> **WHAT THIS TASK INVOLVES**
Scan the data below for the string "bottom". Show every line where it turns up.
⟨
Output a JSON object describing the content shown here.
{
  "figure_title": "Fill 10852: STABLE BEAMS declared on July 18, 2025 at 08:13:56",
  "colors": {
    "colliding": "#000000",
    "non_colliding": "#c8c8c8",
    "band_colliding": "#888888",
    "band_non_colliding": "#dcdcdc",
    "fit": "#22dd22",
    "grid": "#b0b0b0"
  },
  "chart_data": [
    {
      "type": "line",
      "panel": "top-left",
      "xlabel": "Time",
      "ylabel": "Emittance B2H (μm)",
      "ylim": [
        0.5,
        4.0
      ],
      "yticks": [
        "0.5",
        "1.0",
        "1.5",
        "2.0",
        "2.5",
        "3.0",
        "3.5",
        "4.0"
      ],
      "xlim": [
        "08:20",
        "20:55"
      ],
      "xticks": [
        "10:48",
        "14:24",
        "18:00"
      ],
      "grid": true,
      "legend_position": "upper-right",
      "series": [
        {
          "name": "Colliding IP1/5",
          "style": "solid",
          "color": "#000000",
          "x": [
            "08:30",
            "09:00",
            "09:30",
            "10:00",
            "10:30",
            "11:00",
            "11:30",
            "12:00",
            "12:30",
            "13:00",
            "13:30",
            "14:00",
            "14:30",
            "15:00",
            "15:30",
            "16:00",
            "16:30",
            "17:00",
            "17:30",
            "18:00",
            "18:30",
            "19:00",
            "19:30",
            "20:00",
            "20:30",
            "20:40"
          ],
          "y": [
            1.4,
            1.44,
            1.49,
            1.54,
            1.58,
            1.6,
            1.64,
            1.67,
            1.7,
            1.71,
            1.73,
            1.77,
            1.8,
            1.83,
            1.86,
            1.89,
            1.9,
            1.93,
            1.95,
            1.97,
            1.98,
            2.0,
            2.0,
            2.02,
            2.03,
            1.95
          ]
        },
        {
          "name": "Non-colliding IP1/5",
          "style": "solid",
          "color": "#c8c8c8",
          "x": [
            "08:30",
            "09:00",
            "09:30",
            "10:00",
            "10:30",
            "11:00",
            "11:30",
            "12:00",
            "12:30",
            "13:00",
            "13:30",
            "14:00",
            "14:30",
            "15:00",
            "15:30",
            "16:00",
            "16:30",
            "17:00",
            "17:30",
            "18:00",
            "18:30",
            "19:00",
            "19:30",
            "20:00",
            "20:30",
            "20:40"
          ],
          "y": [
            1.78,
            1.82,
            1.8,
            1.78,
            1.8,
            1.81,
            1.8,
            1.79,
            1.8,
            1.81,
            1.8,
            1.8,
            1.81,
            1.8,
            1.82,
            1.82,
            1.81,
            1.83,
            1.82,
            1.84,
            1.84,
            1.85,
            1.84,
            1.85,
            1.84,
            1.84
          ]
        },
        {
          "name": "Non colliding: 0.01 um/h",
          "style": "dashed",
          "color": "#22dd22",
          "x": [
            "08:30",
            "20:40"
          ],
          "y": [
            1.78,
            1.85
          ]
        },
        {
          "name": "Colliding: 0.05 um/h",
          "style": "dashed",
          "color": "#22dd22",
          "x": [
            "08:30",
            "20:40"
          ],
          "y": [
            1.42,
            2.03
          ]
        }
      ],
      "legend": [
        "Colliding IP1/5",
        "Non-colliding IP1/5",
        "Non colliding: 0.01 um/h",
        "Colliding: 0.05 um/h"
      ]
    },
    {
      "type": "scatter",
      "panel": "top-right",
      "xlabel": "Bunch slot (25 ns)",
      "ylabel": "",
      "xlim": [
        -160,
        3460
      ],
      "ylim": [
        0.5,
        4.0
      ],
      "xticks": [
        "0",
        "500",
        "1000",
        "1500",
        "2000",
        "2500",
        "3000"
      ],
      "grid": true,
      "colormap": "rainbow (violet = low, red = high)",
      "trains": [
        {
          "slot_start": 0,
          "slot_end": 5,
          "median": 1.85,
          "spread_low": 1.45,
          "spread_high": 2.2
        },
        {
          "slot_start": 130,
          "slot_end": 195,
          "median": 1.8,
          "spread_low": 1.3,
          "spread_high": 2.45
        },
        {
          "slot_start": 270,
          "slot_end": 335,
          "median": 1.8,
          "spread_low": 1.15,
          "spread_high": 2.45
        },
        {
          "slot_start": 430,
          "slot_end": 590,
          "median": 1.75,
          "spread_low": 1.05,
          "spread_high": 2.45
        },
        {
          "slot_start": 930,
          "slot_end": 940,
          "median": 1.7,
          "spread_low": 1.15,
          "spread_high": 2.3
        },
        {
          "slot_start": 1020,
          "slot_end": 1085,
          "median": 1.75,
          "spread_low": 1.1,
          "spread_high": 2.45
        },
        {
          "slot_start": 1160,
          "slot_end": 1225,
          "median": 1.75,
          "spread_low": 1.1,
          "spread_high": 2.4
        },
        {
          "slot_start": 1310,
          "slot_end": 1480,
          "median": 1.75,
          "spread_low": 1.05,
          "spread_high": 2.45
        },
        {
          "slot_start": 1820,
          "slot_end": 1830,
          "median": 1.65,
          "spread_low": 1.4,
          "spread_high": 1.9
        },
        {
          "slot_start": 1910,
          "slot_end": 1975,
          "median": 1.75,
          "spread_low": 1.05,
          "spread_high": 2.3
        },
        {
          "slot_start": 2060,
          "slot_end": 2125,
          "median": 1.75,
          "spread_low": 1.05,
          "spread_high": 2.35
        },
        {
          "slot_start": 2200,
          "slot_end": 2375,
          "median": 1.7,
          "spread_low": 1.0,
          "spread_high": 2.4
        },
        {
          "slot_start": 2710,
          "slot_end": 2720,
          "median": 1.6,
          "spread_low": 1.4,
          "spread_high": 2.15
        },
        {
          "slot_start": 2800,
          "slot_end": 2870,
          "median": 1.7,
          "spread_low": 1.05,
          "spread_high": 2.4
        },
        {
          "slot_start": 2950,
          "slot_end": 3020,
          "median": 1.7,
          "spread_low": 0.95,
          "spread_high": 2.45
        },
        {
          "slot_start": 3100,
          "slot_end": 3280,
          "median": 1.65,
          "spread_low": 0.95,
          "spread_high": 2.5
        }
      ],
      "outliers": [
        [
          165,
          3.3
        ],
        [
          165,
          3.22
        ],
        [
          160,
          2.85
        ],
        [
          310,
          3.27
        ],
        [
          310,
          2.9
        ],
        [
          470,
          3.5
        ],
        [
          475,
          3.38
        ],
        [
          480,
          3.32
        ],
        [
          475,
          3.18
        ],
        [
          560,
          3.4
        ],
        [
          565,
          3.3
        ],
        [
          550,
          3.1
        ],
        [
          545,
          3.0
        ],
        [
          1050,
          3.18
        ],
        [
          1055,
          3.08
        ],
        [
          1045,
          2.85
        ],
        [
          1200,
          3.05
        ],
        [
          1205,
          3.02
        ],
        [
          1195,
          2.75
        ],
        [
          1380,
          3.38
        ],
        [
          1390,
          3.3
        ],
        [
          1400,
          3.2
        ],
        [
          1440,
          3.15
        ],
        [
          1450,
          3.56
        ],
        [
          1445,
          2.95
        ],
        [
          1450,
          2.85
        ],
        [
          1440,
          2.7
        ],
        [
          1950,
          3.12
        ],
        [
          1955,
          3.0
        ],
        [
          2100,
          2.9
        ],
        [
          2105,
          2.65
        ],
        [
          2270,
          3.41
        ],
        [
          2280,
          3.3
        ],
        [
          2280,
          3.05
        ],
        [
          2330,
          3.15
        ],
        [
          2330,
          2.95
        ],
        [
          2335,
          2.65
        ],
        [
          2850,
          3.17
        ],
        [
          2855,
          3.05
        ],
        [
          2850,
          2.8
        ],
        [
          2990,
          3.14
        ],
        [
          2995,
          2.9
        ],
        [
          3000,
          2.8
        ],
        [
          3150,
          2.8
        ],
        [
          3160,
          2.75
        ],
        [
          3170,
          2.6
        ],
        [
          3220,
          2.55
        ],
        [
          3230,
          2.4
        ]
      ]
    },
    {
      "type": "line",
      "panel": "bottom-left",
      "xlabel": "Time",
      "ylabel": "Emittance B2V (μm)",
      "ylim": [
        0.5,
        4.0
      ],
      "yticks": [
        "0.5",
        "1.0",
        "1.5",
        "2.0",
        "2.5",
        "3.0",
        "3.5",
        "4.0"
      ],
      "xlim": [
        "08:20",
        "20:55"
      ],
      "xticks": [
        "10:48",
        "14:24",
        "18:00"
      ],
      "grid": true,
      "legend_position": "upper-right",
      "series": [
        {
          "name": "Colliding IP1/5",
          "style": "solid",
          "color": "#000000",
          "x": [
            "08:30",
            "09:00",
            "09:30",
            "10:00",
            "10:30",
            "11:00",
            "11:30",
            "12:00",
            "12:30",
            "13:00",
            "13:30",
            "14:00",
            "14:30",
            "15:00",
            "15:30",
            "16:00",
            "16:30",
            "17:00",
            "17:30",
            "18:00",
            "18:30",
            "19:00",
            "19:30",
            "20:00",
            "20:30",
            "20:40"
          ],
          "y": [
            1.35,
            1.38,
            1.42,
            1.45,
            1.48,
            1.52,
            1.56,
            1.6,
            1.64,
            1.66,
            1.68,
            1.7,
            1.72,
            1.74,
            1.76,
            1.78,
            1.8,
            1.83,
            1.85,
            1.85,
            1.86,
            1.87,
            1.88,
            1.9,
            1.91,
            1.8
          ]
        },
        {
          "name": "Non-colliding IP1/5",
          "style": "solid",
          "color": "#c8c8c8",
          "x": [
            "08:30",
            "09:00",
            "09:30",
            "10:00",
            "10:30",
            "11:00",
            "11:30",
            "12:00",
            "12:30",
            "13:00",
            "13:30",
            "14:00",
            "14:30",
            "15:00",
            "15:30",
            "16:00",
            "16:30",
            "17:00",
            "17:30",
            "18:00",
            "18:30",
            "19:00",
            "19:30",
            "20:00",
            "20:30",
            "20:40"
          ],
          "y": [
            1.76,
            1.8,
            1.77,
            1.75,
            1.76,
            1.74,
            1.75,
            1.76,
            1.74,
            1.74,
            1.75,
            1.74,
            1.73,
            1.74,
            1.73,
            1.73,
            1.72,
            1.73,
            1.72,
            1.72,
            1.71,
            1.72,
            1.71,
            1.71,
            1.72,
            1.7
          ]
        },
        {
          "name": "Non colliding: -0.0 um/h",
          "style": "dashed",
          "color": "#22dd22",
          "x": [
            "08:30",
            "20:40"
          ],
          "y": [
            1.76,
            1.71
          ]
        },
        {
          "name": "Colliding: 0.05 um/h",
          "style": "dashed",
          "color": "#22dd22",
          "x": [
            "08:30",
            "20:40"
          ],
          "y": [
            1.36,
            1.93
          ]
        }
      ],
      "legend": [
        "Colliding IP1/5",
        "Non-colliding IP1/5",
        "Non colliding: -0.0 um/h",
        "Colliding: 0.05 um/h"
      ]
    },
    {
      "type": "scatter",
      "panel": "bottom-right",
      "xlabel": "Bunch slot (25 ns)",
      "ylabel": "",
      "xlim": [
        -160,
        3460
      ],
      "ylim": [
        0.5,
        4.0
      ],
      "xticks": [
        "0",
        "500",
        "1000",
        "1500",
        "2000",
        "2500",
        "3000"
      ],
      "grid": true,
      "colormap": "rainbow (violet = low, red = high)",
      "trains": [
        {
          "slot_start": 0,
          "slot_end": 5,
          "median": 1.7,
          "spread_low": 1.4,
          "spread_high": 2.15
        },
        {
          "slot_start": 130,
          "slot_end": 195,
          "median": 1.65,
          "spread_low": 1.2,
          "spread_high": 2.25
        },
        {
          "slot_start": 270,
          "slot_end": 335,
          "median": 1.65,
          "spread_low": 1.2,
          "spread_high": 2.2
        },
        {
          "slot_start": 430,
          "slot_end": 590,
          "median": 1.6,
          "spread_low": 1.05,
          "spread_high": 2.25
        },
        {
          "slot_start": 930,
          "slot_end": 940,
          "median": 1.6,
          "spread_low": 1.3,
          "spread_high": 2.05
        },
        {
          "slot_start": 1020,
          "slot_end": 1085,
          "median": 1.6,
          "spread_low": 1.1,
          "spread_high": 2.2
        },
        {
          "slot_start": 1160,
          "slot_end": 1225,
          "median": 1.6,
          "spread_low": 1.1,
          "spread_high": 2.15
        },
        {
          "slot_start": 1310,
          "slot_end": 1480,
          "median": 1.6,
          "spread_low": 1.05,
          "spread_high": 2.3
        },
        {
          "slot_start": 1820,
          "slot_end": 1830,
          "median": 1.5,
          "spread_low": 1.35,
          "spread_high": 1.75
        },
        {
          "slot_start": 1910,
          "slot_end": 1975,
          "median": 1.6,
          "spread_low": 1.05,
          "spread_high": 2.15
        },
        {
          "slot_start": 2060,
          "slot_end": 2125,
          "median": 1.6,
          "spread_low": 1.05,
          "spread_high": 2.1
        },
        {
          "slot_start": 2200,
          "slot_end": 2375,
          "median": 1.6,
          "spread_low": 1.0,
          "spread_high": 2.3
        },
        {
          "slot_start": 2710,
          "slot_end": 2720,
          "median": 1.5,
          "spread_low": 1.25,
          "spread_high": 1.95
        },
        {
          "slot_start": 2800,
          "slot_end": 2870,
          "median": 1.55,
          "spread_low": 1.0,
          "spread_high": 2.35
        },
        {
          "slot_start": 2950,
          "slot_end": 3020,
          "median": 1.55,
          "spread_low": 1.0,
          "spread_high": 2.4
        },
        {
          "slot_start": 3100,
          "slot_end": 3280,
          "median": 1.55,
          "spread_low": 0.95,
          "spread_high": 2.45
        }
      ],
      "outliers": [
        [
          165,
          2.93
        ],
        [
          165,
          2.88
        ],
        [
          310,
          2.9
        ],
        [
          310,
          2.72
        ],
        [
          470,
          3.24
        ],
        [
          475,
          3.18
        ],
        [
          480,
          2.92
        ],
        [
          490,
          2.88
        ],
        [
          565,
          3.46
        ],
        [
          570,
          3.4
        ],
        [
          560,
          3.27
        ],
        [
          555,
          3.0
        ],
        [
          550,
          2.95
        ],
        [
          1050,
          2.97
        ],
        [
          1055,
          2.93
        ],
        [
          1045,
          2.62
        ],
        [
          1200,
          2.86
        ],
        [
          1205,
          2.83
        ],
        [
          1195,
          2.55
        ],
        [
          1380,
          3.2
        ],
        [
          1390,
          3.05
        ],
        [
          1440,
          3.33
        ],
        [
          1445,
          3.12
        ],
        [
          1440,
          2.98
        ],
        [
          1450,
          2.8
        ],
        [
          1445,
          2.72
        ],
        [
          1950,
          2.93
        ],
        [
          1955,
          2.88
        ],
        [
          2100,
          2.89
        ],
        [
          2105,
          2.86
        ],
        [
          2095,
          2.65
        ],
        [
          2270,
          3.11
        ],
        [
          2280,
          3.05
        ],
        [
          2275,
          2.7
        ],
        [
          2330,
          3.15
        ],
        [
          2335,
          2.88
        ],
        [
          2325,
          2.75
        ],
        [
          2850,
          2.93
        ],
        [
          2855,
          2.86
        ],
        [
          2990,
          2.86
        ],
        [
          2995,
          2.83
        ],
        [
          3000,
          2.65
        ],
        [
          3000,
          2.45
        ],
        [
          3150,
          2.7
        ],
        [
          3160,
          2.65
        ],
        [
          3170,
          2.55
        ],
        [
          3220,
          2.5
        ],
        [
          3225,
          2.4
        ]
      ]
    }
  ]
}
⟩
> **EXERCISE RESPONSE**
      "panel": "bottom-left",
      "panel": "bottom-right",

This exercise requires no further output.